# [WHAT THE TASK REQUIRES]
Extract each line from the entries below that has the string "Domain" in it.

Dataset rows about figures
►

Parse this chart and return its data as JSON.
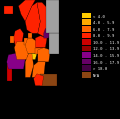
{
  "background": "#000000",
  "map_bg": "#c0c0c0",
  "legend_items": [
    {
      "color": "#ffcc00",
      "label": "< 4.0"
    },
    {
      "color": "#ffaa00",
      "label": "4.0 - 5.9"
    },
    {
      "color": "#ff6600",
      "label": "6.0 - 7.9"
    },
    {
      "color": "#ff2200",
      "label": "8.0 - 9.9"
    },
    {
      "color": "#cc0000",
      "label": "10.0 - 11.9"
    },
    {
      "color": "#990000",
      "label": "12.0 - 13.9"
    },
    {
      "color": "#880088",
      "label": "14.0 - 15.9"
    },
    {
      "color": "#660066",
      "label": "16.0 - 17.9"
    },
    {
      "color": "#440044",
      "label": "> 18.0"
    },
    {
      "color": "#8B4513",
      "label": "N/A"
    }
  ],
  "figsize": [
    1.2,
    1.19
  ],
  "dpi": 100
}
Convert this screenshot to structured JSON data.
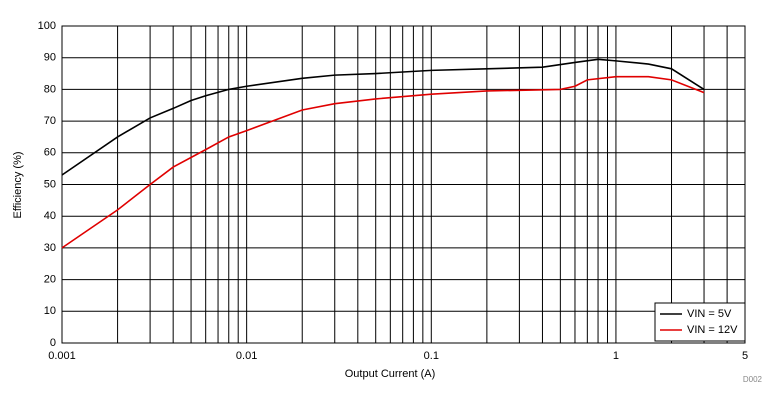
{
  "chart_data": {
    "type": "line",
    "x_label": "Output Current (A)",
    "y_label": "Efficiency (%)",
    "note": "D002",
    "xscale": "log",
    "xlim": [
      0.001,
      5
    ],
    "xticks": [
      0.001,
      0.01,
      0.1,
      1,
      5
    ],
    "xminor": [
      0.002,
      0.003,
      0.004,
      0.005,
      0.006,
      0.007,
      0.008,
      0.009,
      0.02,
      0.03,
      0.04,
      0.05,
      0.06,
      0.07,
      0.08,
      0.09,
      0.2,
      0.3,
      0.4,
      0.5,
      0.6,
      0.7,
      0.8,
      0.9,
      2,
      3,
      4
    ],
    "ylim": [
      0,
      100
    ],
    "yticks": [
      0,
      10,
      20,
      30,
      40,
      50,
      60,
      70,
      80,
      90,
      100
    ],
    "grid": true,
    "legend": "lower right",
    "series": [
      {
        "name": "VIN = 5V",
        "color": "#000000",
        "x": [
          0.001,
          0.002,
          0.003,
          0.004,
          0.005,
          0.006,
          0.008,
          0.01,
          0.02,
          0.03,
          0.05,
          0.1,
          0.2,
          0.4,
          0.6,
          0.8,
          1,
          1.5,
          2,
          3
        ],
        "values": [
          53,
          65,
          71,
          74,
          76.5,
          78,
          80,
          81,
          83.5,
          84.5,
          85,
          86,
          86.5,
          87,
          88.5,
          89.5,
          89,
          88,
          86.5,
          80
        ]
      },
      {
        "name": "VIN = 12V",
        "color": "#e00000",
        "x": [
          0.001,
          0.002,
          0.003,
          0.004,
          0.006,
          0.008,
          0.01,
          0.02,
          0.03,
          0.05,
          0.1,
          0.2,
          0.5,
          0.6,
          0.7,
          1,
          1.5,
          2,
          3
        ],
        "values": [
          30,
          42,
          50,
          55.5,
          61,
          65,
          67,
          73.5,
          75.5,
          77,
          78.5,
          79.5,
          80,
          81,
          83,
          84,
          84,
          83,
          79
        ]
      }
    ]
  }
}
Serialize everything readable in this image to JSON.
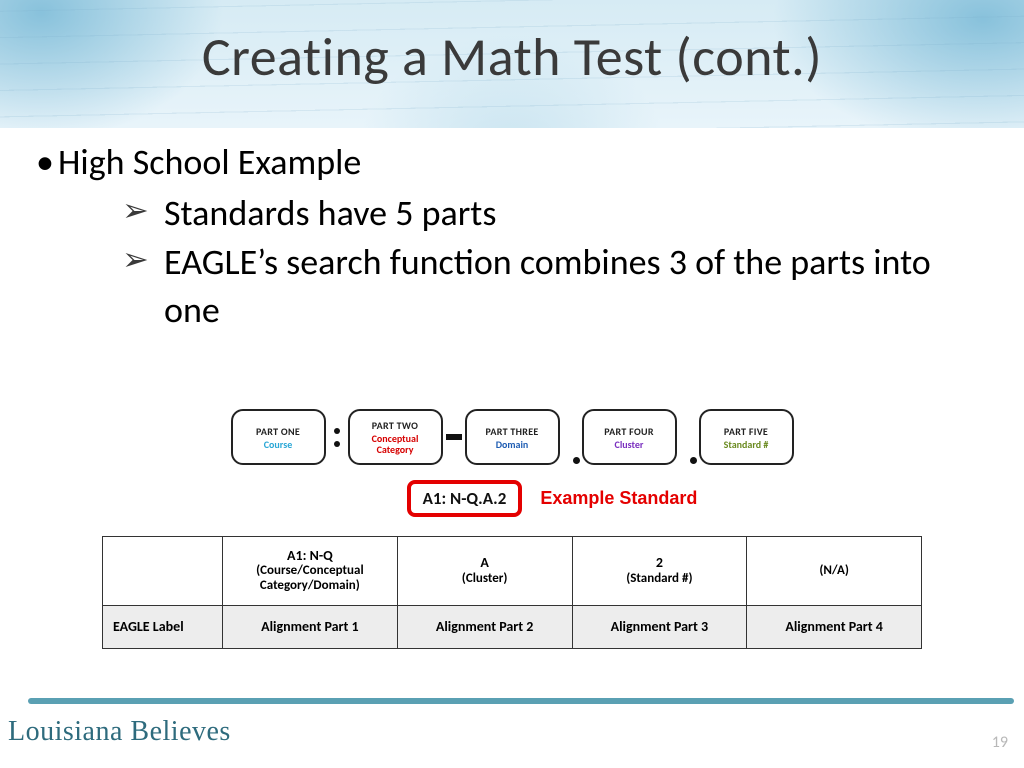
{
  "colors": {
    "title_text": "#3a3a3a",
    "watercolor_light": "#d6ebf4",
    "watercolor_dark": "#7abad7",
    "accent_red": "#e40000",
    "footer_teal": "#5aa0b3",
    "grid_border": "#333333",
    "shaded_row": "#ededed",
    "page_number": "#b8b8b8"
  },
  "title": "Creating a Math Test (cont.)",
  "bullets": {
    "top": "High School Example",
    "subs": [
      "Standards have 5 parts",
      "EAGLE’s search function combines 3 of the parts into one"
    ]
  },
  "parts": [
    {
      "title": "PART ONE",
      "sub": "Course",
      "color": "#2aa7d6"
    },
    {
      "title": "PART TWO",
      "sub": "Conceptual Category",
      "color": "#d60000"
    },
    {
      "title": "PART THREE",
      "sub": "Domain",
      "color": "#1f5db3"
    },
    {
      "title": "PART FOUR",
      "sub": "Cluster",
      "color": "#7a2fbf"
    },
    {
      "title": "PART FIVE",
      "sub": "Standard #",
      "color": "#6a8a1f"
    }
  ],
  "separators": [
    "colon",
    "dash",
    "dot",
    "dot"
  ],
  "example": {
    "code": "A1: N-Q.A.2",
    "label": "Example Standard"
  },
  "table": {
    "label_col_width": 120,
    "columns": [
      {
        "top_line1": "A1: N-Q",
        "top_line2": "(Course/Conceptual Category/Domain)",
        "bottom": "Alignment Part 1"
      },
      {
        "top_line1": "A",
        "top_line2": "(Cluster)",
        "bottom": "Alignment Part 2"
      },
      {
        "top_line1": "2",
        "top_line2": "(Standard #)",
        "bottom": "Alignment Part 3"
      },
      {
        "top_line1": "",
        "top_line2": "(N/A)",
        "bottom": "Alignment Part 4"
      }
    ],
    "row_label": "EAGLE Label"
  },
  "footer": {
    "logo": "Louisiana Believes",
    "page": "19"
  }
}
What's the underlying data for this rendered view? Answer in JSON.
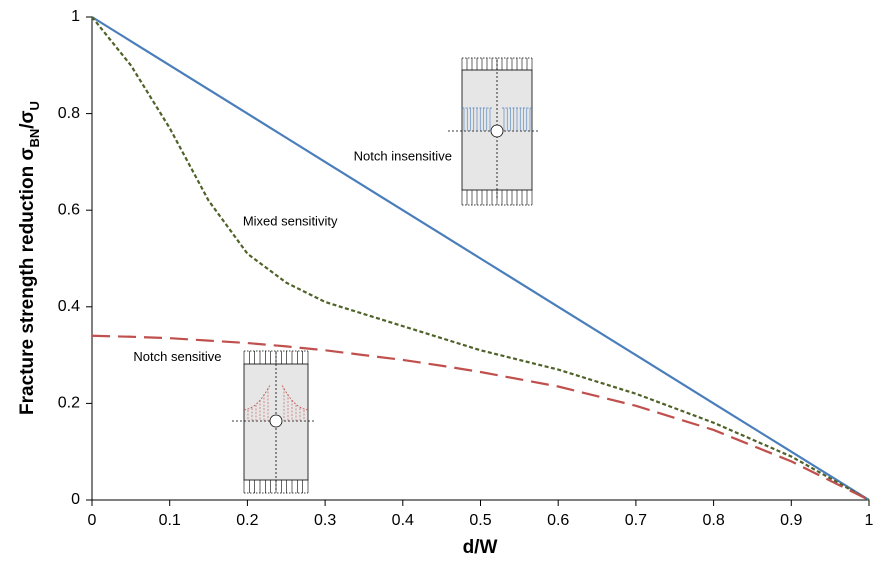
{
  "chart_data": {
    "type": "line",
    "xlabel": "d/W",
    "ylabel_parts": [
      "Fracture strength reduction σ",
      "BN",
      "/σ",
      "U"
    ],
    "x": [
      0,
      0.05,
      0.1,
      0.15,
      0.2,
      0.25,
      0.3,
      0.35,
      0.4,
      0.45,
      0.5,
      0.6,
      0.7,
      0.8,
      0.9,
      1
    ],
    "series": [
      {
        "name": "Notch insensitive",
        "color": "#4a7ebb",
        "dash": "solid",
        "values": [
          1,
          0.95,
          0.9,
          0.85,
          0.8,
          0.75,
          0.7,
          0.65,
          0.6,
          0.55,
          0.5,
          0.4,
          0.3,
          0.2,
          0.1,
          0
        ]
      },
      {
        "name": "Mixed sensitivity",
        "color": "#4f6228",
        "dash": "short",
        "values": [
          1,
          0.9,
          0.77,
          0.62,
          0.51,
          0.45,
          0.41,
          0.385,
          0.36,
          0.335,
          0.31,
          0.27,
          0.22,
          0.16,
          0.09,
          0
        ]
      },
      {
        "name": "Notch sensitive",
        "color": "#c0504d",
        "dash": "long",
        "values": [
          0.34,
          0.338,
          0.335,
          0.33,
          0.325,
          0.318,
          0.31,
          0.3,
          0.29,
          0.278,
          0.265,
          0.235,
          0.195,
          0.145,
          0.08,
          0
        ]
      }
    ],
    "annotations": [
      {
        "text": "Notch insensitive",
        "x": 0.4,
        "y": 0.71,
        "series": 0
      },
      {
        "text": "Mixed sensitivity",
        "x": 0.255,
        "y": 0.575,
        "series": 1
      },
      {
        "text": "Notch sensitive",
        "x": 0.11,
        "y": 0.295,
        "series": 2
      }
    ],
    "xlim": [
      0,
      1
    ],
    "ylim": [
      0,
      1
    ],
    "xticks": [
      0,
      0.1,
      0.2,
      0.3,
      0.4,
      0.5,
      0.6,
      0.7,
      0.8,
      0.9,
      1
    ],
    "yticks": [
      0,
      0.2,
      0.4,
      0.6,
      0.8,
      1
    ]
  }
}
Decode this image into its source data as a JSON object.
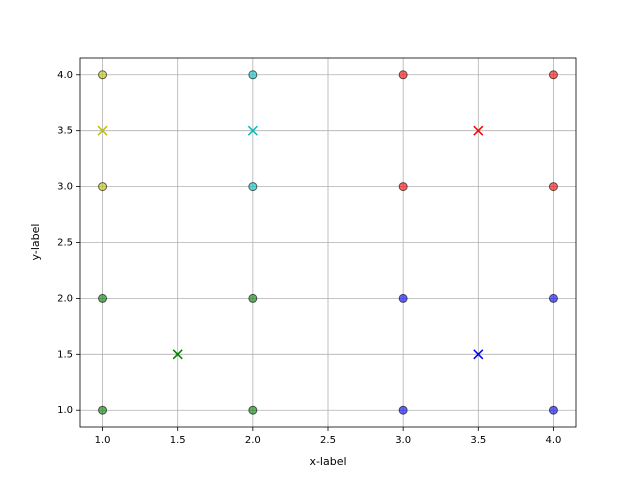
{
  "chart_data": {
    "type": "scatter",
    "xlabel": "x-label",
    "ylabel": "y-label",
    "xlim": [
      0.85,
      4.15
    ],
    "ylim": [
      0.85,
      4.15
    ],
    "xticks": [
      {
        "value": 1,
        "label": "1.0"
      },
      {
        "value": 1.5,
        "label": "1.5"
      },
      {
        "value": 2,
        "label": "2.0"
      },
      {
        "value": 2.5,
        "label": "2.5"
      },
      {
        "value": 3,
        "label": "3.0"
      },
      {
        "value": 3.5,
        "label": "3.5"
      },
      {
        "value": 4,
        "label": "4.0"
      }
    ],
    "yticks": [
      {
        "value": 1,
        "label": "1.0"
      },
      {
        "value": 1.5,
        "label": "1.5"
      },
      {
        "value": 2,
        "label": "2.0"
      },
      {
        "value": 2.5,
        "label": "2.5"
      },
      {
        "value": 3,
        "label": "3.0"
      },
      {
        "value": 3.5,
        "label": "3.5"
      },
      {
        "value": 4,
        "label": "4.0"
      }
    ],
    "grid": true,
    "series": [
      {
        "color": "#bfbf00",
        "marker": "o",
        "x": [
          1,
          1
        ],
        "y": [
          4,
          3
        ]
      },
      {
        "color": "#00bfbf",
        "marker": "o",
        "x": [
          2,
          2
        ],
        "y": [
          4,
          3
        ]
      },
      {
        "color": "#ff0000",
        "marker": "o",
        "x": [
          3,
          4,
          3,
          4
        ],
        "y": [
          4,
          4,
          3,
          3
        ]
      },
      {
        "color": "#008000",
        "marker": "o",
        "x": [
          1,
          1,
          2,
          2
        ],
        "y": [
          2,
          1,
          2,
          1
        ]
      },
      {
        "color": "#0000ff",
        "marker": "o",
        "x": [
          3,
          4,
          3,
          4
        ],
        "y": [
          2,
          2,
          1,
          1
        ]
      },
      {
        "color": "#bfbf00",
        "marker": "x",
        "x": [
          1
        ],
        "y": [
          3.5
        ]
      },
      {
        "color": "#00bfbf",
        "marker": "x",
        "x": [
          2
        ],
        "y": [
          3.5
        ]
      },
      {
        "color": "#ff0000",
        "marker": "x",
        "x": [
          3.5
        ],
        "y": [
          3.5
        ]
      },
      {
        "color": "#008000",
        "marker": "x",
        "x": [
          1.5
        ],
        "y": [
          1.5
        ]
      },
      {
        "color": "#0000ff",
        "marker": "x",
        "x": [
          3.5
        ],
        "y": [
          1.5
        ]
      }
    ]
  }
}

◄

# [SOLUTION FOR THIS TASK]
      "sub": "Domain",
        "top_line2": "(Course/Conceptual Category/Domain)",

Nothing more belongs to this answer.